STATED TASK >> Arrange as a numbered list the lines of the records from the start through the line containing "y-tick-label: 120: [8, 70, 33, 85]", skipping blank lines. Leave the pictures out.

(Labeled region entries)

•••••

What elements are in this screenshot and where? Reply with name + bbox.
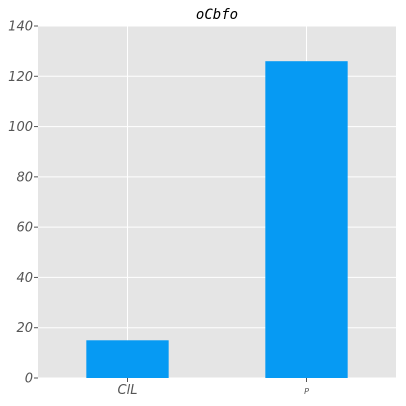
bars: [86, 61, 348, 378]
y-tick-label: 60: [16, 221, 33, 236]
x-tick-label: P: [304, 387, 309, 396]
y-tick-label: 20: [16, 321, 33, 336]
y-tick-label: 120: [8, 70, 33, 85]
chart-title: oCbfo: [196, 7, 238, 23]
x-tick-label: ClL: [118, 383, 138, 398]
y-tick-label: 40: [16, 271, 33, 286]
y-tick-label: 140: [8, 20, 33, 35]
y-tick-label: 80: [16, 170, 33, 185]
bar-p: [265, 61, 348, 378]
y-tick-label: 0: [25, 372, 33, 387]
bar-cll: [86, 340, 169, 378]
y-axis-ticks: 0 20 40 60 80 100 120 140: [8, 20, 38, 387]
y-tick-label: 100: [8, 120, 33, 135]
x-axis-ticks: ClL P: [118, 378, 309, 398]
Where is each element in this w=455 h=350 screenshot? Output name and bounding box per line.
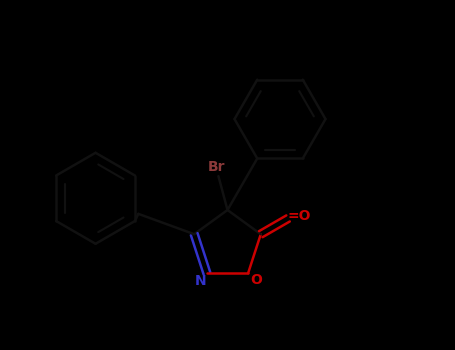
Text: Br: Br [208,160,225,174]
Text: N: N [195,274,207,288]
Text: O: O [250,273,262,287]
Text: =O: =O [288,209,311,223]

•••••

FINISHED ANSWER >>
1. What elements are in this screenshot and where? Reply with name + bbox.
2. bars: [86, 61, 348, 378]
3. y-tick-label: 60: [16, 221, 33, 236]
4. x-tick-label: P: [304, 387, 309, 396]
5. y-tick-label: 20: [16, 321, 33, 336]
6. y-tick-label: 120: [8, 70, 33, 85]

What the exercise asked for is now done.